What number of lines contain the word "from"? Reply with the number and nothing else.

(Data entries for graphics)
***
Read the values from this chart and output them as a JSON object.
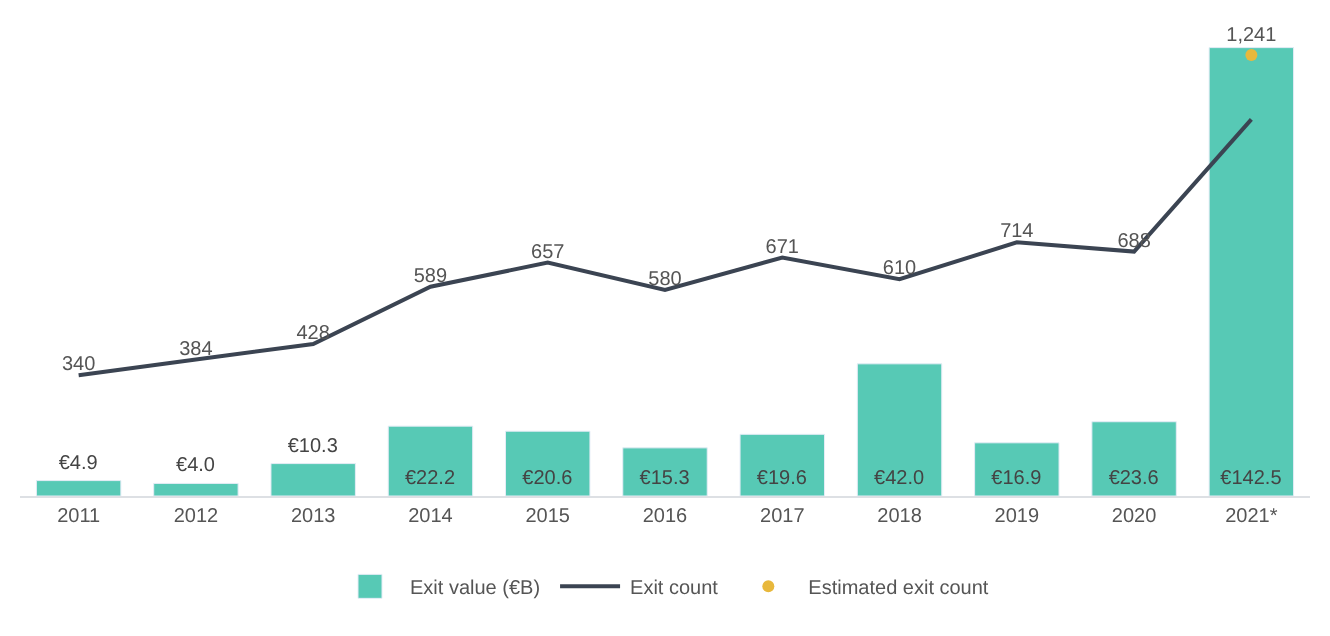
{
  "chart_data": {
    "type": "bar",
    "categories": [
      "2011",
      "2012",
      "2013",
      "2014",
      "2015",
      "2016",
      "2017",
      "2018",
      "2019",
      "2020",
      "2021*"
    ],
    "series": [
      {
        "name": "Exit value (€B)",
        "color": "#57c9b5",
        "values": [
          4.9,
          4.0,
          10.3,
          22.2,
          20.6,
          15.3,
          19.6,
          42.0,
          16.9,
          23.6,
          142.5
        ],
        "value_labels": [
          "€4.9",
          "€4.0",
          "€10.3",
          "€22.2",
          "€20.6",
          "€15.3",
          "€19.6",
          "€42.0",
          "€16.9",
          "€23.6",
          "€142.5"
        ]
      },
      {
        "name": "Exit count",
        "type": "line",
        "axis": "y2",
        "color": "#3b4452",
        "values": [
          340,
          384,
          428,
          589,
          657,
          580,
          671,
          610,
          714,
          688,
          1060
        ],
        "value_labels": [
          "340",
          "384",
          "428",
          "589",
          "657",
          "580",
          "671",
          "610",
          "714",
          "688",
          null
        ]
      },
      {
        "name": "Estimated exit count",
        "type": "scatter",
        "axis": "y2",
        "color": "#e8b83c",
        "x": [
          "2021*"
        ],
        "values": [
          1241
        ],
        "value_labels": [
          "1,241"
        ]
      }
    ],
    "tick_labels": "x",
    "legend": "bottom",
    "line_style": "solid"
  }
}
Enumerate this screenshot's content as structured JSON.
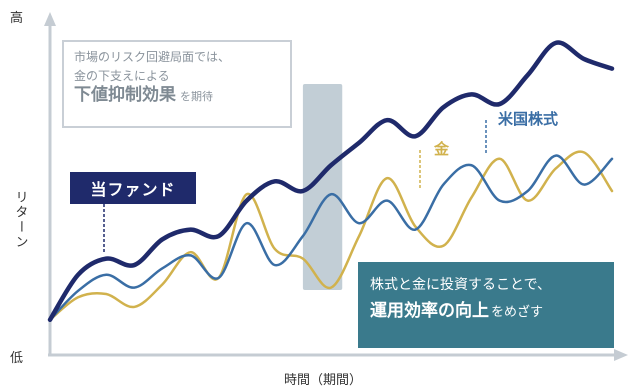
{
  "chart_data": {
    "type": "line",
    "title": "",
    "xlabel": "時間（期間）",
    "ylabel": "リターン",
    "y_axis_high_label": "高",
    "y_axis_low_label": "低",
    "x": [
      0,
      0.5,
      1,
      1.5,
      2,
      2.5,
      3,
      3.5,
      4,
      4.5,
      5,
      5.5,
      6,
      6.5,
      7,
      7.5,
      8,
      8.5,
      9,
      9.5,
      10
    ],
    "xlim": [
      0,
      10
    ],
    "ylim": [
      0,
      100
    ],
    "grid": false,
    "series": [
      {
        "name": "当ファンド",
        "color": "#1f2a6b",
        "values": [
          10,
          24,
          29,
          27,
          35,
          38,
          36,
          47,
          53,
          50,
          58,
          65,
          72,
          67,
          76,
          80,
          77,
          86,
          96,
          91,
          88
        ]
      },
      {
        "name": "米国株式",
        "color": "#3a6ea5",
        "values": [
          10,
          19,
          24,
          20,
          26,
          30,
          23,
          40,
          27,
          36,
          49,
          40,
          47,
          38,
          52,
          58,
          47,
          50,
          61,
          52,
          60
        ]
      },
      {
        "name": "金",
        "color": "#d1b24d",
        "values": [
          10,
          17,
          18,
          14,
          21,
          31,
          23,
          49,
          32,
          29,
          20,
          36,
          54,
          39,
          33,
          48,
          60,
          47,
          57,
          62,
          50
        ]
      }
    ],
    "highlight_band": {
      "x_start": 4.5,
      "x_end": 5.2
    },
    "annotations": {
      "top_callout": {
        "line1": "市場のリスク回避局面では、",
        "line2": "金の下支えによる",
        "emphasis": "下値抑制効果",
        "tail": "を期待"
      },
      "bottom_callout": {
        "line1": "株式と金に投資することで、",
        "emphasis": "運用効率の向上",
        "tail": "をめざす"
      }
    }
  }
}
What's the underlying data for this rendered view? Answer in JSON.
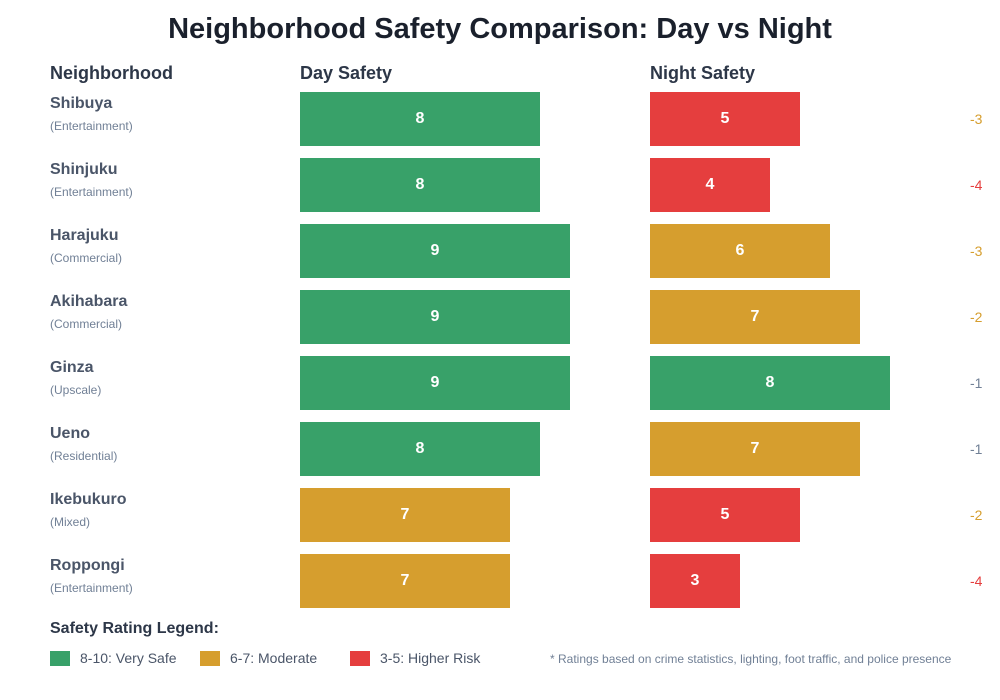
{
  "chart_data": {
    "type": "bar",
    "title": "Neighborhood Safety Comparison: Day vs Night",
    "columns": [
      "Neighborhood",
      "Day Safety",
      "Night Safety"
    ],
    "xlim": [
      0,
      10
    ],
    "rows": [
      {
        "name": "Shibuya",
        "category": "(Entertainment)",
        "day": 8,
        "night": 5,
        "diff": "-3"
      },
      {
        "name": "Shinjuku",
        "category": "(Entertainment)",
        "day": 8,
        "night": 4,
        "diff": "-4"
      },
      {
        "name": "Harajuku",
        "category": "(Commercial)",
        "day": 9,
        "night": 6,
        "diff": "-3"
      },
      {
        "name": "Akihabara",
        "category": "(Commercial)",
        "day": 9,
        "night": 7,
        "diff": "-2"
      },
      {
        "name": "Ginza",
        "category": "(Upscale)",
        "day": 9,
        "night": 8,
        "diff": "-1"
      },
      {
        "name": "Ueno",
        "category": "(Residential)",
        "day": 8,
        "night": 7,
        "diff": "-1"
      },
      {
        "name": "Ikebukuro",
        "category": "(Mixed)",
        "day": 7,
        "night": 5,
        "diff": "-2"
      },
      {
        "name": "Roppongi",
        "category": "(Entertainment)",
        "day": 7,
        "night": 3,
        "diff": "-4"
      }
    ],
    "colors": {
      "very_safe": "#38a169",
      "moderate": "#d69e2e",
      "higher_risk": "#e53e3e",
      "diff_small": "#718096"
    },
    "legend": {
      "title": "Safety Rating Legend:",
      "items": [
        "8-10: Very Safe",
        "6-7: Moderate",
        "3-5: Higher Risk"
      ]
    },
    "note": "* Ratings based on crime statistics, lighting, foot traffic, and police presence"
  }
}
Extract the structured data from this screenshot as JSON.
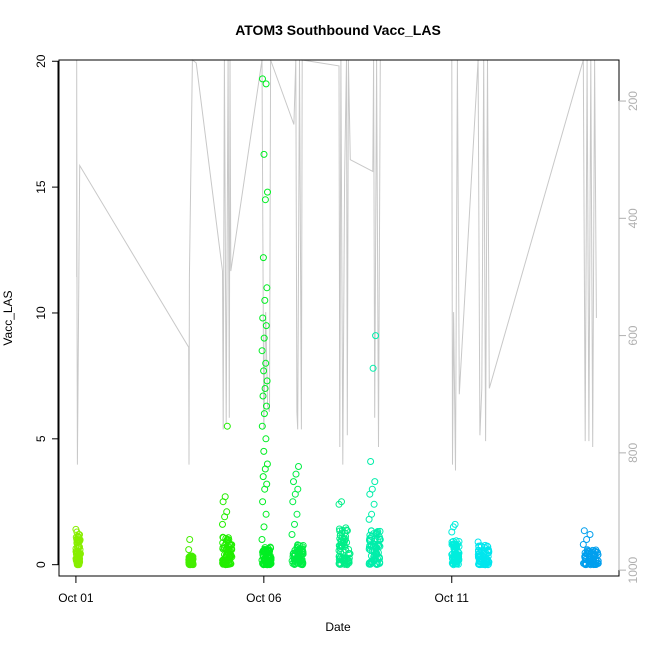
***
Output of the exercise » 2